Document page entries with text
----

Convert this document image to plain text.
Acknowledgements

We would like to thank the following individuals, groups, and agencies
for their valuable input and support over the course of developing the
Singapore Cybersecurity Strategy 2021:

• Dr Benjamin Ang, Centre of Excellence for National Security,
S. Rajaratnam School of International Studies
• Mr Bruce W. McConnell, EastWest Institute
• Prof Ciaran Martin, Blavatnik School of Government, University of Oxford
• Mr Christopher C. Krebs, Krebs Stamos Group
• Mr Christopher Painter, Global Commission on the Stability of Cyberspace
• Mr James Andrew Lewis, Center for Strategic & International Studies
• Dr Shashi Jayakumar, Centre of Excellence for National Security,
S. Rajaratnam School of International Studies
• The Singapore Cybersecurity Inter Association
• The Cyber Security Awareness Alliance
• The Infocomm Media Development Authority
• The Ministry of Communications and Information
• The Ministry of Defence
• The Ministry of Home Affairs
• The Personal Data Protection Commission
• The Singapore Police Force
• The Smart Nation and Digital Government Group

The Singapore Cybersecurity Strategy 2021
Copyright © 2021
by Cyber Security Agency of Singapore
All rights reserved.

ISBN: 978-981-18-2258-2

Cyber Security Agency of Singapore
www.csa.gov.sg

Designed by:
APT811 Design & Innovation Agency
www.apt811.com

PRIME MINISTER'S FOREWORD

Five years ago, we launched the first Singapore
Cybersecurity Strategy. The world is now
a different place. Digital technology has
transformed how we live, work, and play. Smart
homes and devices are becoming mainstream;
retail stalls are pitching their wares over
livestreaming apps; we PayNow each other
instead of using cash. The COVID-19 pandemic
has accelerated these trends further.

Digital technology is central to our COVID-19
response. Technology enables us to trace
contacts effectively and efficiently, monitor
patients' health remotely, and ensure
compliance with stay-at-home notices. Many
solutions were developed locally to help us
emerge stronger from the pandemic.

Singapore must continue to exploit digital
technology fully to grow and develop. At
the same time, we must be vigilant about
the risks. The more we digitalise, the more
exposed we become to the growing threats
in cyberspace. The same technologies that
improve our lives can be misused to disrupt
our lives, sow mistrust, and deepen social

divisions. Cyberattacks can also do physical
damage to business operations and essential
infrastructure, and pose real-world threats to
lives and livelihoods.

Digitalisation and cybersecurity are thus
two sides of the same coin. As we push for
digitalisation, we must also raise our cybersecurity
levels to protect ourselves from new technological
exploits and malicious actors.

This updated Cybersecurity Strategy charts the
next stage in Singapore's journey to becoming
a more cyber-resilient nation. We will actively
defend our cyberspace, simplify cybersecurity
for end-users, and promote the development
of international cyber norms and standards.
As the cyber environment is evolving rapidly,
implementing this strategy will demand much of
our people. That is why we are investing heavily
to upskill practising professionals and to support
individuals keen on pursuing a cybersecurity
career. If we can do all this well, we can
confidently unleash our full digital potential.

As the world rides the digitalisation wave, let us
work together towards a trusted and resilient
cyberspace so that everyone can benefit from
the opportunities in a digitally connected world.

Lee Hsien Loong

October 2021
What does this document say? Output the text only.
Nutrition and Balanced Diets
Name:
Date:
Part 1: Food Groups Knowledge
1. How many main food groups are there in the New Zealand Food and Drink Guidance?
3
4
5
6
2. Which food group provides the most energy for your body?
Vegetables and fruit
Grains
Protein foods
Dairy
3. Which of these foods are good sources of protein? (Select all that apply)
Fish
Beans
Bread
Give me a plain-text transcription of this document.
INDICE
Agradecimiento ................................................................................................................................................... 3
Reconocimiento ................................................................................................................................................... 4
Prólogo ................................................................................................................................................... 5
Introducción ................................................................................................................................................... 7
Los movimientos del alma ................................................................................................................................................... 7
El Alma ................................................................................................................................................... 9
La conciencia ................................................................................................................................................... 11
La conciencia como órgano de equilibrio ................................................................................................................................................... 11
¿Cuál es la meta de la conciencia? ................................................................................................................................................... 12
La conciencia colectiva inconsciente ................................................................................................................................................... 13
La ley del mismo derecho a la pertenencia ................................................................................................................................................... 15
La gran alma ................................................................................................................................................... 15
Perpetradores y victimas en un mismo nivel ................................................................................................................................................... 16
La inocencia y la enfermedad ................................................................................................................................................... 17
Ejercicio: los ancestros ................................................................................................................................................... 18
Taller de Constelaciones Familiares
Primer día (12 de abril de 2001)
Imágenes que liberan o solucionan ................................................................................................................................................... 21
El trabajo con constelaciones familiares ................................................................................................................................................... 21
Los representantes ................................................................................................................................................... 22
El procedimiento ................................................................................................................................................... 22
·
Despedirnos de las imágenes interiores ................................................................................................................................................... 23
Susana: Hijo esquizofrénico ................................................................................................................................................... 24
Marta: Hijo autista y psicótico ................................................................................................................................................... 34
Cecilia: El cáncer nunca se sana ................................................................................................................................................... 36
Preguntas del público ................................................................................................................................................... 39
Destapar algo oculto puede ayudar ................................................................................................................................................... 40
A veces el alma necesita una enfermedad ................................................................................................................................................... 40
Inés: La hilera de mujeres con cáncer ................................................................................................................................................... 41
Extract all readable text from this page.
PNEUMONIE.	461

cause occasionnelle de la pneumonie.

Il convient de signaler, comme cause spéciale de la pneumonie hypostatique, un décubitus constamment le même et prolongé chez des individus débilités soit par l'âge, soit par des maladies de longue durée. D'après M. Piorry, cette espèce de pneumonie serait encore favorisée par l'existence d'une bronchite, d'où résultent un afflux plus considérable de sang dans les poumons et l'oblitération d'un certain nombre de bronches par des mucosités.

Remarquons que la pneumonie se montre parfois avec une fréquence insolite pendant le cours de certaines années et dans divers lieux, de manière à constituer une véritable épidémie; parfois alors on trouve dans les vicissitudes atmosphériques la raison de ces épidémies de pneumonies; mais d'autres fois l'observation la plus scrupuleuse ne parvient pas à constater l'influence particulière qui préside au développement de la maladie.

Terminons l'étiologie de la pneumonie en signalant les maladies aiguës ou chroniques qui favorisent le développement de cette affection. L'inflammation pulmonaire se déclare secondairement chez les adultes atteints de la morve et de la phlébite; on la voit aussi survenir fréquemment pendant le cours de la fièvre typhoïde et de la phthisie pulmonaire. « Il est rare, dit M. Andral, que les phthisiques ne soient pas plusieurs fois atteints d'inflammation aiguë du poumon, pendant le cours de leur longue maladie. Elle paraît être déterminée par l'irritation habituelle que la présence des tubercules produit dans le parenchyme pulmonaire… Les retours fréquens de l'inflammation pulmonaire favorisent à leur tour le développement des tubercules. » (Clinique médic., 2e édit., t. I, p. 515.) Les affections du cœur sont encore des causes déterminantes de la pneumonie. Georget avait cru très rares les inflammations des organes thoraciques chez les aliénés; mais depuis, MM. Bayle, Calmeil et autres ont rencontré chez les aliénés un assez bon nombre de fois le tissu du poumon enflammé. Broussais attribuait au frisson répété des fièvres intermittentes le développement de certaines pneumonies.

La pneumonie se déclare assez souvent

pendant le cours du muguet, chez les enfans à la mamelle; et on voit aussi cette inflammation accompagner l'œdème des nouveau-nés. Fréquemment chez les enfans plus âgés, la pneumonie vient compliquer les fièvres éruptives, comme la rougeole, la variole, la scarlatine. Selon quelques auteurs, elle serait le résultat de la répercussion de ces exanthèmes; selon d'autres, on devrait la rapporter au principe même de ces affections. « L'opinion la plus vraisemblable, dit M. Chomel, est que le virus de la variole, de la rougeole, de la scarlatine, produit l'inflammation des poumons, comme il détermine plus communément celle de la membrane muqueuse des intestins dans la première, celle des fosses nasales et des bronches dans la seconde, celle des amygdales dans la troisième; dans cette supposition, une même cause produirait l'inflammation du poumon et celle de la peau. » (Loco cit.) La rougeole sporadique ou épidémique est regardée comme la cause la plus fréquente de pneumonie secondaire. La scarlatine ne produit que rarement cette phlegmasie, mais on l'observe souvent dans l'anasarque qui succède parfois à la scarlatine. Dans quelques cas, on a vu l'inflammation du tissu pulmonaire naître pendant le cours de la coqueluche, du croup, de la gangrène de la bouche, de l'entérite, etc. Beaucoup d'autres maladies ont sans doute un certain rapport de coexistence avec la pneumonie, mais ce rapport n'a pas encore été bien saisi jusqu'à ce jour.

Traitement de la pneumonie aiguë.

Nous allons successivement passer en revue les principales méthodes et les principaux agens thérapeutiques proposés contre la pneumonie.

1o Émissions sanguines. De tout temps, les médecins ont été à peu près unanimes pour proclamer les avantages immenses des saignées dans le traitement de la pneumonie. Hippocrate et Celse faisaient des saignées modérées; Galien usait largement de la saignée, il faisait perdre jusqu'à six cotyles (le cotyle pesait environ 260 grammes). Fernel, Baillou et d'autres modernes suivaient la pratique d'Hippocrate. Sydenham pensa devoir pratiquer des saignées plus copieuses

----

§ Description of the task
Only a number is expected here: how many lines above contain the word "also".

§ Result
2